> _Work to complete_
Reproduce each line of the material exactly, minus any picture.

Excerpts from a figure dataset
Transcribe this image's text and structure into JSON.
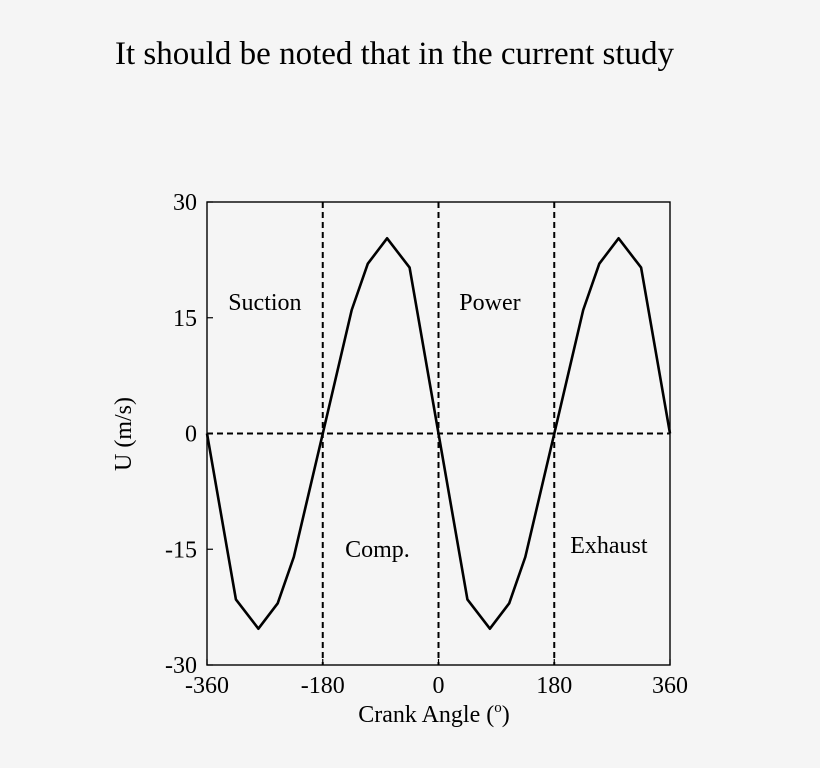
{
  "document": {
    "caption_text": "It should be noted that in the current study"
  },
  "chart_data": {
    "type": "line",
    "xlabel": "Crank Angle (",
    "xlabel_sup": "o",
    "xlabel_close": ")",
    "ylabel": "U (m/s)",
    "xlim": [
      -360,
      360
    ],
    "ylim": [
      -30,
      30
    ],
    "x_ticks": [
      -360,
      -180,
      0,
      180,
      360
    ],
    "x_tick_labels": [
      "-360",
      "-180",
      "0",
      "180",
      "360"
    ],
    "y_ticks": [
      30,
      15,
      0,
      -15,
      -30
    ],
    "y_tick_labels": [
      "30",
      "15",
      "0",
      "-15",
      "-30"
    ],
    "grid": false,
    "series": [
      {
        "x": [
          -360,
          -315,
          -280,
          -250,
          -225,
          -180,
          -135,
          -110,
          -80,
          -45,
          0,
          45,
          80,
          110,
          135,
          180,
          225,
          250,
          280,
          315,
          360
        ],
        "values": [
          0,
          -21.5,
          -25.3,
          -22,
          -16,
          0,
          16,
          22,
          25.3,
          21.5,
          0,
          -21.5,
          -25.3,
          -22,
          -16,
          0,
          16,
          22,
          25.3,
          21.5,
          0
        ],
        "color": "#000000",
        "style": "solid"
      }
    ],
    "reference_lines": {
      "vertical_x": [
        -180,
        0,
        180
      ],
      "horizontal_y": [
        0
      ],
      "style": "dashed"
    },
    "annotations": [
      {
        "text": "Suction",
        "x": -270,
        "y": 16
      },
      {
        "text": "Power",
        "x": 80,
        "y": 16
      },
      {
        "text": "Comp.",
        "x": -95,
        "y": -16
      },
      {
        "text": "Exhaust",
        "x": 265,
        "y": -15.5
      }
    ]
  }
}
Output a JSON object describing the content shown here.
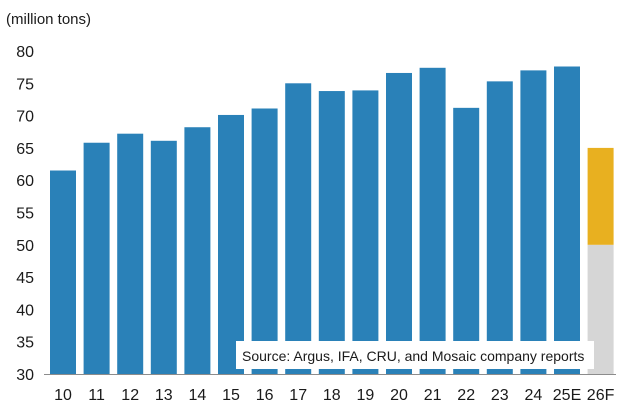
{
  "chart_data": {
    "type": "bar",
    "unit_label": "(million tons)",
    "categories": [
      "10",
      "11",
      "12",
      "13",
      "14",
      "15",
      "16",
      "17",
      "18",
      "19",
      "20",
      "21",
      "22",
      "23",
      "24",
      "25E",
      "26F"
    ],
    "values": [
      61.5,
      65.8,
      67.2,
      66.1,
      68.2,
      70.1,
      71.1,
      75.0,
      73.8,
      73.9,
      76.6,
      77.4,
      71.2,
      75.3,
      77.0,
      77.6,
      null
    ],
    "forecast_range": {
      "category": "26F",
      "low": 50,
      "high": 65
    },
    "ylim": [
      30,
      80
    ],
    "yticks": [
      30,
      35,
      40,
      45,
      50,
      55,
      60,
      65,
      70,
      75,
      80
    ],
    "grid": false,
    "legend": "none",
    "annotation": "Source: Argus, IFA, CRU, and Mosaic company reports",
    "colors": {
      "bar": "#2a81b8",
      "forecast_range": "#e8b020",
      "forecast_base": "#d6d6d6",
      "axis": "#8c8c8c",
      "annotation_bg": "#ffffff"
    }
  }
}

> _Written solution_
Transcribe this image's text and structure into JSON.
{
  "document": {
    "caption_text": "It should be noted that in the current study"
  },
  "chart_data": {
    "type": "line",
    "xlabel": "Crank Angle (",
    "xlabel_sup": "o",
    "xlabel_close": ")",
    "ylabel": "U (m/s)",
    "xlim": [
      -360,
      360
    ],
    "ylim": [
      -30,
      30
    ],
    "x_ticks": [
      -360,
      -180,
      0,
      180,
      360
    ],
    "x_tick_labels": [
      "-360",
      "-180",
      "0",
      "180",
      "360"
    ],
    "y_ticks": [
      30,
      15,
      0,
      -15,
      -30
    ],
    "y_tick_labels": [
      "30",
      "15",
      "0",
      "-15",
      "-30"
    ],
    "grid": false,
    "series": [
      {
        "x": [
          -360,
          -315,
          -280,
          -250,
          -225,
          -180,
          -135,
          -110,
          -80,
          -45,
          0,
          45,
          80,
          110,
          135,
          180,
          225,
          250,
          280,
          315,
          360
        ],
        "values": [
          0,
          -21.5,
          -25.3,
          -22,
          -16,
          0,
          16,
          22,
          25.3,
          21.5,
          0,
          -21.5,
          -25.3,
          -22,
          -16,
          0,
          16,
          22,
          25.3,
          21.5,
          0
        ],
        "color": "#000000",
        "style": "solid"
      }
    ],
    "reference_lines": {
      "vertical_x": [
        -180,
        0,
        180
      ],
      "horizontal_y": [
        0
      ],
      "style": "dashed"
    },
    "annotations": [
      {
        "text": "Suction",
        "x": -270,
        "y": 16
      },
      {
        "text": "Power",
        "x": 80,
        "y": 16
      },
      {
        "text": "Comp.",
        "x": -95,
        "y": -16
      },
      {
        "text": "Exhaust",
        "x": 265,
        "y": -15.5
      }
    ]
  }
}
Output a JSON object describing the content shown here.
{
  "chart_data": {
    "type": "bar",
    "unit_label": "(million tons)",
    "categories": [
      "10",
      "11",
      "12",
      "13",
      "14",
      "15",
      "16",
      "17",
      "18",
      "19",
      "20",
      "21",
      "22",
      "23",
      "24",
      "25E",
      "26F"
    ],
    "values": [
      61.5,
      65.8,
      67.2,
      66.1,
      68.2,
      70.1,
      71.1,
      75.0,
      73.8,
      73.9,
      76.6,
      77.4,
      71.2,
      75.3,
      77.0,
      77.6,
      null
    ],
    "forecast_range": {
      "category": "26F",
      "low": 50,
      "high": 65
    },
    "ylim": [
      30,
      80
    ],
    "yticks": [
      30,
      35,
      40,
      45,
      50,
      55,
      60,
      65,
      70,
      75,
      80
    ],
    "grid": false,
    "legend": "none",
    "annotation": "Source: Argus, IFA, CRU, and Mosaic company reports",
    "colors": {
      "bar": "#2a81b8",
      "forecast_range": "#e8b020",
      "forecast_base": "#d6d6d6",
      "axis": "#8c8c8c",
      "annotation_bg": "#ffffff"
    }
  }
}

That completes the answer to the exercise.